- Directions:
A - From the WordNet tutorial, copy the passage from "The wordnet object" to "with a String.".
B - According to the WordNet tutorial, under whose direction was WordNet developed?
C - Translate this sentence from the WordNet tutorial into Spanish: "A word can belong to multiple synsets."

WordNet
Back to Programming from A to Z
Examples:
Related:
Exercises:
WordNet
Traditional dictionaries (in book format) are designed to be readable and searchable by a human being and the driving organizational principle behind such a dictionary is alphabetic order. A dictionary (or lexicon) designed to be machine-readable, however, does not have to live under such constraints. WordNet is a lexical database of the English language where words (separated into the parts of speech: nouns, verbs, adjectives, and adverbs) are linked via semantic relationships. It’s a social network, so to speak, for words.
“WordNet® is a large lexical database of English, developed under the direction of George A. Miller. Nouns, verbs, adjectives and adverbs are grouped into sets of cognitive synonyms (synsets), each expressing a distinct concept. Synsets are interlinked by means of conceptual-semantic and lexical relations.”
This page will serve as a brief tutorial for using WordNet in Java. We will use both RiTa Wordnet by Daniel Howe and JWNL, a Java API for accessing the WordNet dictionary.
How is WordNet organized?
There are several online resources to get started learning about how the data in WordNet is organized. The WordNet Wikipedia page is a good place to start, not to mention the WordNet site itself.
Following is a brief summary of the key points:
The fundamental building block of WordNet is a synset. A synset is not a word, but rather is a collection of words (and collocations) that are synonymous (i.e. set of synonyms). In other words, the primary record in the WordNet database is a conceptual idea/meaning, which several words might be linked to.
A word can belong to multiple synsets. For example, consider the word “eat.” Here are its synsets:
All synsets are categorized into 4 parts of speech: nouns, verbs, adjectives, and adverbs. While a traditional dictionary or thesaurus is focused on the meanings of words, WordNet is focused on the relationships between synsets. In WordNet, only nouns can be related to nouns, verbs to verbs, etc.
Following are the semantic relationships available in WordNet:
All parts of speech
Nouns only
Verbs only
Using RiTa
We’re going to access Wordnet via RiTa Wordnet by Daniel Howe. The RiTa Wordnet download comes with the Wordnet dictionary itself so all you need is to add two JAR files to your Eclipse build path: ritaWN.jar, supportWN.jar. Both of these JARS are found in the download.
To use RiTa wordnet, you must first declare and initialize the RiWordnet object.
RiWordnet wordnet = new RiWordnet(null);
Just as with regular RiTa from last week, RiTa wordnet expects a Processing PApplet. Since our examples are java console apps, we can just pass in “null” to the constructor (but if you use RiTa with Processing you should pass in a reference to the PApplet).
The wordnet object can then query the Wordnet dictionary for you. There are many useful functions, such as: exists(), getAllAntonyms(), getAllHypernyms(), getAllSynonyms(), getPos(), getSenseIds(), getSoundsLike(), etc. Let’s walk through a few examples.
Let’s say we are starting with a word: “run”. Now word tokens are not the fundamental building blocks of Wordnet, everything in Wordnet is organized into synsets (senses) and a word can be a member of several synsets. Run can mean a lot of different things. As a noun, it can be a run scored in a baseball game or a jog around central park. Run can also be a verb, of course, to run around the park or to run for office, etc. Wordnet can tell us all of this. We first start with a String.

- Information supplied:
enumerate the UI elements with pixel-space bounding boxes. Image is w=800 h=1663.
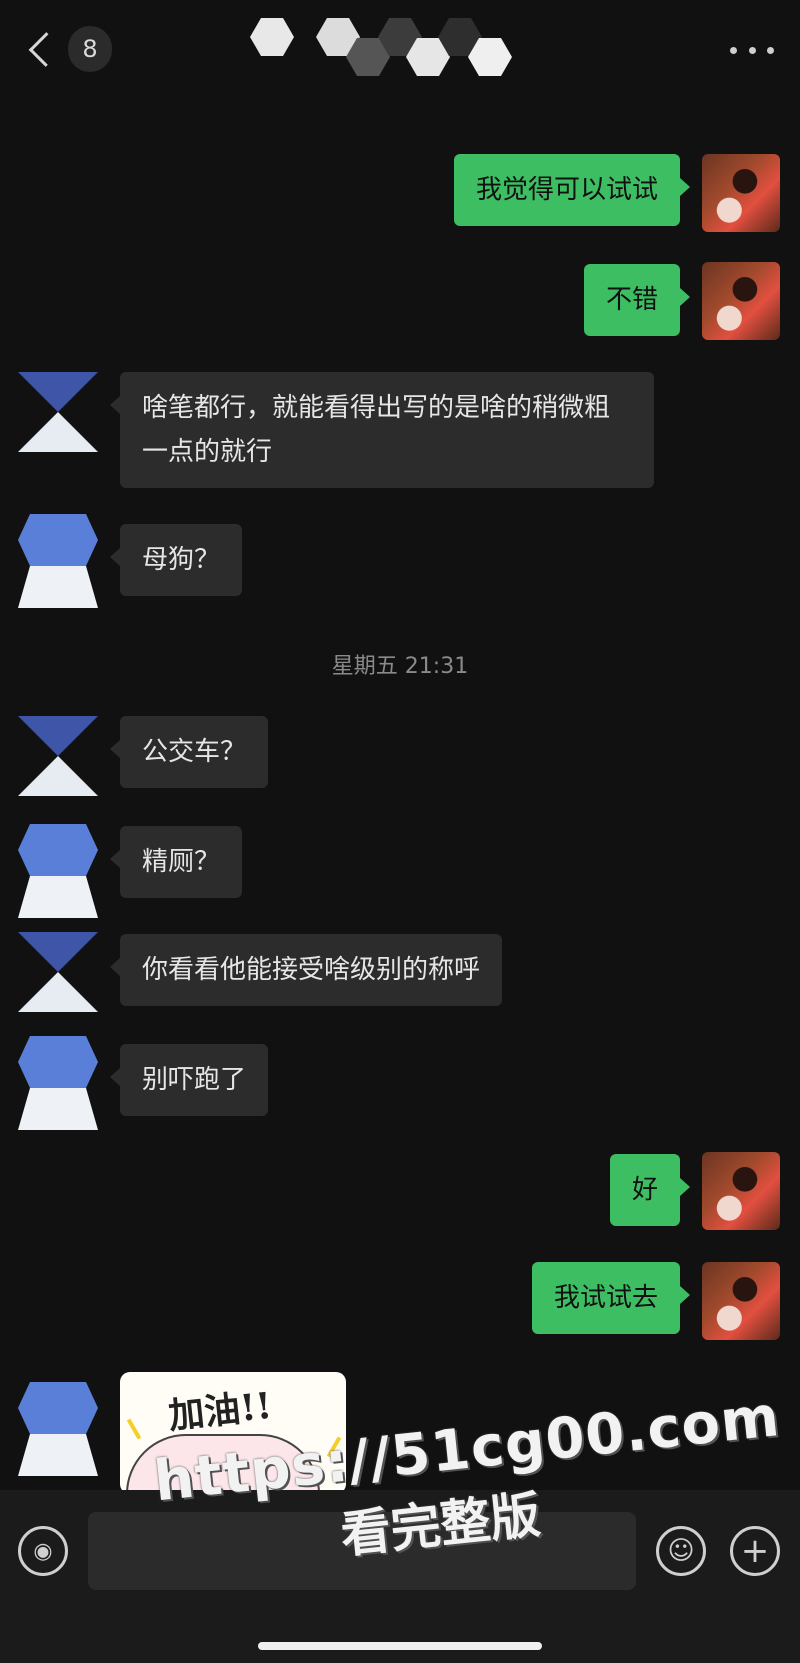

- Complete answers:
A -
The wordnet object can then query the Wordnet dictionary for you. There are many useful functions, such as: exists(), getAllAntonyms(), getAllHypernyms(), getAllSynonyms(), getPos(), getSenseIds(), getSoundsLike(), etc. Let’s walk through a few examples.
Let’s say we are starting with a word: “run”. Now word tokens are not the fundamental building blocks of Wordnet, everything in Wordnet is organized into synsets (senses) and a word can be a member of several synsets. Run can mean a lot of different things. As a noun, it can be a run scored in a baseball game or a jog around central park. Run can also be a verb, of course, to run around the park or to run for office, etc. Wordnet can tell us all of this. We first start with a String.

B - George A. Miller

C - Una palabra puede pertenecer a varios synsets.